[start EXTRACT TO READ]

1301.1.5 Complete Arduino Code

Copy this code into the Wokwi editor:

// ============================================================================
// ADVANCED STREAM PROCESSING LAB: Pattern Matching & Complex Event Processing
// ============================================================================
// Demonstrates: Pattern Detection, Session Windows, Stream Filtering,
//               Complex Event Processing (CEP), Statistical Aggregation
// ============================================================================

#include <Arduino.h>
#include <math.h>

// ====================== PIN DEFINITIONS ======================
const int TEMP_PIN = 34;        // Temperature sensor (NTC)
const int LIGHT_PIN = 35;       // Light sensor (LDR)
const int MOTION_PIN = 33;      // Motion sensor (PIR)
const int THRESHOLD_PIN = 32;   // Potentiometer for threshold

const int LED_RED = 18;         // Pattern match alert
const int LED_YELLOW = 19;      // Session active indicator
const int LED_GREEN = 21;       // Filter pass indicator
const int LED_BLUE = 22;        // Anomaly detection

// ====================== STREAM PARAMETERS ======================
const int SAMPLE_INTERVAL_MS = 100;         // 10 Hz sampling rate
const int SESSION_TIMEOUT_MS = 3000;        // 3 seconds of inactivity closes session
const int PATTERN_WINDOW_MS = 10000;        // 10-second window for pattern matching
const int AGGREGATION_WINDOW_MS = 5000;     // 5-second aggregation window

// ====================== BUFFER SIZES ======================
const int EVENT_BUFFER_SIZE = 50;           // Recent events for pattern matching
const int STREAM_BUFFER_SIZE = 100;         // Circular buffer for raw data
const int PATTERN_MAX_LENGTH = 5;           // Maximum pattern sequence length

// ====================== EVENT TYPES ======================
enum EventType {
  EVT_NONE = 0,
  EVT_TEMP_HIGH = 1,          // Temperature exceeds threshold
  EVT_TEMP_LOW = 2,           // Temperature below threshold
  EVT_TEMP_RISING = 3,        // Temperature increasing rapidly
  EVT_TEMP_FALLING = 4,       // Temperature decreasing rapidly
  EVT_LIGHT_HIGH = 5,         // Light level high
  EVT_LIGHT_LOW = 6,          // Light level low (darkness)

[end EXTRACT TO READ]

**EXERCISE TASK:** Retype the Arduino stream processing code, starting at "#include <Arduino.h>" and ending at "Light sensor (LDR)".

[start RECORD LIST]

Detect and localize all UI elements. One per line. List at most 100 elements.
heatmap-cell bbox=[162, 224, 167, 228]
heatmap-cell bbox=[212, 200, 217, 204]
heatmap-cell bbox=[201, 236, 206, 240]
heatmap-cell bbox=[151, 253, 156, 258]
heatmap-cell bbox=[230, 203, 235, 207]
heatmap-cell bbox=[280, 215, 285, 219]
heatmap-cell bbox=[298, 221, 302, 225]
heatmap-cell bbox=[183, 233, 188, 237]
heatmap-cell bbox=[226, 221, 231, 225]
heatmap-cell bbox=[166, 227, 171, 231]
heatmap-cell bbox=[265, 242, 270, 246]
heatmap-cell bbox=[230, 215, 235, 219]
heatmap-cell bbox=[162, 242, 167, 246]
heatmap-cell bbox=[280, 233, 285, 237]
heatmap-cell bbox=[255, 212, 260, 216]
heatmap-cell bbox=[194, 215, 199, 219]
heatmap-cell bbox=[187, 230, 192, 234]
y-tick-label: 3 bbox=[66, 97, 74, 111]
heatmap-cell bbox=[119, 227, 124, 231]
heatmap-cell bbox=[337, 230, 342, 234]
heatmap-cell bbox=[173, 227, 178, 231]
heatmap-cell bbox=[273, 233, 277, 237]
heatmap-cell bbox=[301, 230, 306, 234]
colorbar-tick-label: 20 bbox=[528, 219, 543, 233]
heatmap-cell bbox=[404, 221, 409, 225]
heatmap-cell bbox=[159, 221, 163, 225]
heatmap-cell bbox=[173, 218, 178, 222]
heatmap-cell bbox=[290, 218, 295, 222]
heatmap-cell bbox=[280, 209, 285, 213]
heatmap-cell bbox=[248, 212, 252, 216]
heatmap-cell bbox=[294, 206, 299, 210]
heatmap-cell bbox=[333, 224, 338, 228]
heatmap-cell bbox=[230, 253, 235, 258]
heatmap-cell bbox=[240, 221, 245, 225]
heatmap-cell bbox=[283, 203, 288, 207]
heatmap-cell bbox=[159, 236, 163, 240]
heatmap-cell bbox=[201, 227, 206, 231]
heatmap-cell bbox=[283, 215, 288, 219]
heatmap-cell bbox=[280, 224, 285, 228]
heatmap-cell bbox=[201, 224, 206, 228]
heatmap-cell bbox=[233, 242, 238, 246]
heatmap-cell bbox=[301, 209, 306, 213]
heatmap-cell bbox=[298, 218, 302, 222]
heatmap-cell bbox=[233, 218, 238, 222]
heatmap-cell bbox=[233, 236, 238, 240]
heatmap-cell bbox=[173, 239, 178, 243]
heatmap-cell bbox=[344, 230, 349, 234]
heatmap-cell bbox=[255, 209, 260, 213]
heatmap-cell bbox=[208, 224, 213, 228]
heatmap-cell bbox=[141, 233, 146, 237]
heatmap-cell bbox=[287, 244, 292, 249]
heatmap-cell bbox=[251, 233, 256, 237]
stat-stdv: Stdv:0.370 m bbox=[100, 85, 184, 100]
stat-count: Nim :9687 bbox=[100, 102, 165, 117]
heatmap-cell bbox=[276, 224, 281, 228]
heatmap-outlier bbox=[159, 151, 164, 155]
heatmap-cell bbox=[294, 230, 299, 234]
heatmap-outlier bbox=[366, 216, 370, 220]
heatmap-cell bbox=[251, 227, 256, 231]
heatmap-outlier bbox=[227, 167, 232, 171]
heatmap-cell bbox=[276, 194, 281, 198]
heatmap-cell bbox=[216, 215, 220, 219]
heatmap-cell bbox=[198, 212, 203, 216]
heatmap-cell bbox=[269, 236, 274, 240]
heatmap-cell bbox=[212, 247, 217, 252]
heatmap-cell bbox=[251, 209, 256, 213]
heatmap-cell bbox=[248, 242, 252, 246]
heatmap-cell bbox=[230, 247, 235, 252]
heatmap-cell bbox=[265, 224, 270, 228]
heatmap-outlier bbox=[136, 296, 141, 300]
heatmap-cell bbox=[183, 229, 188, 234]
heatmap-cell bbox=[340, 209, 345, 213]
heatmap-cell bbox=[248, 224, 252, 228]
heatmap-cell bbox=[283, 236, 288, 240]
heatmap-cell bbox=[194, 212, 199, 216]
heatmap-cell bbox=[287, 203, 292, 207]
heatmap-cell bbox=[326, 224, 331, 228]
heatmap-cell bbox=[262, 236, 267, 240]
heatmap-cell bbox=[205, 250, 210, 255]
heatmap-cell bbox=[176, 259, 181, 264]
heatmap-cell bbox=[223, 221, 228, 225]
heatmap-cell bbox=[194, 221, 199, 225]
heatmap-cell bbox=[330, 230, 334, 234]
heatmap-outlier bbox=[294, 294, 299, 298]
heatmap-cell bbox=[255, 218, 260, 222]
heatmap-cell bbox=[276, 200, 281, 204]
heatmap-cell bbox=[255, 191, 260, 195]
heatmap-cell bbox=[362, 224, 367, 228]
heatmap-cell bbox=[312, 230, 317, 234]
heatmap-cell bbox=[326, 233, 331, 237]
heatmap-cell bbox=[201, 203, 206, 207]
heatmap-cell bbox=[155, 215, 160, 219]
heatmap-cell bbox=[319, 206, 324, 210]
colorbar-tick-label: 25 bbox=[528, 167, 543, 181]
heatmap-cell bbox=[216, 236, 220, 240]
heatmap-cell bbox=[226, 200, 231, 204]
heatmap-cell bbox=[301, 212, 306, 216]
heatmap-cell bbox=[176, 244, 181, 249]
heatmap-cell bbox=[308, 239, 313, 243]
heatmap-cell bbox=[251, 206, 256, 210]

[end RECORD LIST]

**SOLVED PROBLEM:**
#include <Arduino.h>
#include <math.h>

// ====================== PIN DEFINITIONS ======================
const int TEMP_PIN = 34;        // Temperature sensor (NTC)
const int LIGHT_PIN = 35;       // Light sensor (LDR)